#### Instructions to follow
Search the listing below for "JSON". Copy each matching line.

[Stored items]
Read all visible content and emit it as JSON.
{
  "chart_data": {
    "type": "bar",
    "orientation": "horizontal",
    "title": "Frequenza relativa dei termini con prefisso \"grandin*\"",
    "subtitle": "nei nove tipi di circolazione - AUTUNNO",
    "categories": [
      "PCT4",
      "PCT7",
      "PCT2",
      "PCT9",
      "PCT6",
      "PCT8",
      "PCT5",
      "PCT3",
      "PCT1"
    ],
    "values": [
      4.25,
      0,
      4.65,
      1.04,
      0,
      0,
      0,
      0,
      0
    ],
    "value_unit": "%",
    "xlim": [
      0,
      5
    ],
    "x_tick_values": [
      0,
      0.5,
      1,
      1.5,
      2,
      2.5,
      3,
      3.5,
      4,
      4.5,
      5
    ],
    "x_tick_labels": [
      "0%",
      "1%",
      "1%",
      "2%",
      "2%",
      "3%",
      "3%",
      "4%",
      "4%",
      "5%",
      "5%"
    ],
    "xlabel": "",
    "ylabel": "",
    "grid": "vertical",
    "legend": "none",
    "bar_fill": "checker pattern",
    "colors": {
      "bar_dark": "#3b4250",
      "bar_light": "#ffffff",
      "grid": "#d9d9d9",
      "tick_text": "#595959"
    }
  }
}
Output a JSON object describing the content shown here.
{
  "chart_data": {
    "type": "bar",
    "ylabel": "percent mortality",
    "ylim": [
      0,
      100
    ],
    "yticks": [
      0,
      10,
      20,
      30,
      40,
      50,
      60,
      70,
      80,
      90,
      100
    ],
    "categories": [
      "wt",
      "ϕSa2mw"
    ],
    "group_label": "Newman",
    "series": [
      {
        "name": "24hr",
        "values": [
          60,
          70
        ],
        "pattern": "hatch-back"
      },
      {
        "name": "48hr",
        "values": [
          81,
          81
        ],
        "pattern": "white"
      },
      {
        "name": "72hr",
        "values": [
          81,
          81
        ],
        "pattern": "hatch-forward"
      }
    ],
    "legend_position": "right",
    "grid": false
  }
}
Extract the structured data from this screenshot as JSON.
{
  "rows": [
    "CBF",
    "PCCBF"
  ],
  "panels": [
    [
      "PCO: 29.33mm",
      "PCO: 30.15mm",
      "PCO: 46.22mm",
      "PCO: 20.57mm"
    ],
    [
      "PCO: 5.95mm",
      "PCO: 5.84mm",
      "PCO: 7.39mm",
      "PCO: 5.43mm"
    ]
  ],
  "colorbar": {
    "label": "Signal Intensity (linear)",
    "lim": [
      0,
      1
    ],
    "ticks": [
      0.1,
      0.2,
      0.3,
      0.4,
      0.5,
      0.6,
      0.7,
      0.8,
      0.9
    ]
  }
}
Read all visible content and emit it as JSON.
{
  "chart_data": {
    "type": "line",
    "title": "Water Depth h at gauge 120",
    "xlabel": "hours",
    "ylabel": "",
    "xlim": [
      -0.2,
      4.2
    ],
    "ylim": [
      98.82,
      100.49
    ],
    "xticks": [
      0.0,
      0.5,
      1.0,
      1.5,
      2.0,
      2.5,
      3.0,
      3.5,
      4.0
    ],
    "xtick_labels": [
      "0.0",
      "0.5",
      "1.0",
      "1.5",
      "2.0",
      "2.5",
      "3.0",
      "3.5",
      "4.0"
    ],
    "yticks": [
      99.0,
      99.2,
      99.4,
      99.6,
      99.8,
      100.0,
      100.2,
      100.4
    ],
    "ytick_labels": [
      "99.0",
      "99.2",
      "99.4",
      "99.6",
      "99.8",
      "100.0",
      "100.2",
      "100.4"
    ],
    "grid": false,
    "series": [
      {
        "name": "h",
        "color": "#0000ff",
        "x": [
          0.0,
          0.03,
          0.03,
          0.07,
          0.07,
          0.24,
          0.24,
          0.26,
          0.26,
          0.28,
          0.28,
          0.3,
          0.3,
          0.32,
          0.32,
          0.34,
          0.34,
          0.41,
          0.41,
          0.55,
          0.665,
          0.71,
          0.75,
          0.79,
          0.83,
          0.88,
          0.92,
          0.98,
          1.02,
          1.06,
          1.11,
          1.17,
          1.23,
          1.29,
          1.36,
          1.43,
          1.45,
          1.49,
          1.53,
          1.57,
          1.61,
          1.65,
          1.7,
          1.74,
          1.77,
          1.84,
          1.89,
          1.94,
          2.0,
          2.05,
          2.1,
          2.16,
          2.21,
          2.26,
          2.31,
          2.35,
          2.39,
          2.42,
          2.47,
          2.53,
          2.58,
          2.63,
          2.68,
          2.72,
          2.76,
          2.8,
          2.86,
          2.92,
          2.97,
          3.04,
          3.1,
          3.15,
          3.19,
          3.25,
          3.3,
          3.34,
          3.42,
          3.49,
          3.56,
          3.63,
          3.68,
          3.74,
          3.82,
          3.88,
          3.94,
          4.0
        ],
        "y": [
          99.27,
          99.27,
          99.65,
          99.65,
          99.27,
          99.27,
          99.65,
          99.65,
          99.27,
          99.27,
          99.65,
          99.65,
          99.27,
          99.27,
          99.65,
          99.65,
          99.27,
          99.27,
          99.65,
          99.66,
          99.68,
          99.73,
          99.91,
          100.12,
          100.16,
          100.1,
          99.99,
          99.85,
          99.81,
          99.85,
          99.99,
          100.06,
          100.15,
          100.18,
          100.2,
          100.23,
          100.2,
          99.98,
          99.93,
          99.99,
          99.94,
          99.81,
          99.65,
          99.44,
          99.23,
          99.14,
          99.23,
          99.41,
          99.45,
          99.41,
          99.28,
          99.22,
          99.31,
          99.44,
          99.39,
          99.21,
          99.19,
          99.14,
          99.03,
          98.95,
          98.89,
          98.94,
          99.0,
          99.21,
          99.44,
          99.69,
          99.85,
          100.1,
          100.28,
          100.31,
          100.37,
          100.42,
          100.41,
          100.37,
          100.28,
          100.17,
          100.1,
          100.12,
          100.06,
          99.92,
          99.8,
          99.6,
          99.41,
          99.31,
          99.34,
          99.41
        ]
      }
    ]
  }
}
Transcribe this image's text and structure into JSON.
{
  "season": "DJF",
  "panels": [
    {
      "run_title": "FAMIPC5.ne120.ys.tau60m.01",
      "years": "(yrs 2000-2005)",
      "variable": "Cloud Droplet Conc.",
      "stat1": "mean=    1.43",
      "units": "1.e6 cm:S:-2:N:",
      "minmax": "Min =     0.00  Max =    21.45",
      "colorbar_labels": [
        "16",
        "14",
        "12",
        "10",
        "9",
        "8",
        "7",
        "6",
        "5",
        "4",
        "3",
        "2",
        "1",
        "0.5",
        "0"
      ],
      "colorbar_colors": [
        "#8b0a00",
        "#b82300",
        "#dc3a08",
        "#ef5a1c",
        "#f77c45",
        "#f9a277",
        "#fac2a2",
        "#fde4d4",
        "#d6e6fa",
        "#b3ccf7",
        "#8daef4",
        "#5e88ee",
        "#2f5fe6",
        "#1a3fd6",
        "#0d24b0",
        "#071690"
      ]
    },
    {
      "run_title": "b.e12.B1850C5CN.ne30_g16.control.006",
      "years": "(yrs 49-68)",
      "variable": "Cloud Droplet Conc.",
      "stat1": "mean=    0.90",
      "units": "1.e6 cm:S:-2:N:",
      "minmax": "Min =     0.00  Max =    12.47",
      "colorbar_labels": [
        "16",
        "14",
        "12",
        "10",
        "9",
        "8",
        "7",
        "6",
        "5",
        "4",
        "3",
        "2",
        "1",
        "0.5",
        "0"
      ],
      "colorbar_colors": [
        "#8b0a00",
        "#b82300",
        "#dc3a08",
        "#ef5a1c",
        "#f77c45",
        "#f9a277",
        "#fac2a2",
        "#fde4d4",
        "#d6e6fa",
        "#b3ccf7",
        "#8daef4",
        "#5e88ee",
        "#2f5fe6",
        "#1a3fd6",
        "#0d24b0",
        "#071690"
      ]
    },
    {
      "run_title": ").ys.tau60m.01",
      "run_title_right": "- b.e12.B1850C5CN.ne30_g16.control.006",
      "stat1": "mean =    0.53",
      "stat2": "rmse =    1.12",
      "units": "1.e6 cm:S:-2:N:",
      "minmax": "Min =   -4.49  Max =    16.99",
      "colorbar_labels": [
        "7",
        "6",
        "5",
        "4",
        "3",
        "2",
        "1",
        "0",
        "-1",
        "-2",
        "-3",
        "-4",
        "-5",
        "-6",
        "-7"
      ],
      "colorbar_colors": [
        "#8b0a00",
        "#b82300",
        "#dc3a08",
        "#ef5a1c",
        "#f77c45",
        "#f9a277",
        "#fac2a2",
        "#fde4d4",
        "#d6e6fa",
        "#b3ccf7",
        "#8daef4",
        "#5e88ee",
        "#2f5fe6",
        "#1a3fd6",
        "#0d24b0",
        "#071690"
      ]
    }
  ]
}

#### The output
Read all visible content and emit it as JSON.
Output a JSON object describing the content shown here.
Extract the structured data from this screenshot as JSON.
Read all visible content and emit it as JSON.
Transcribe this image's text and structure into JSON.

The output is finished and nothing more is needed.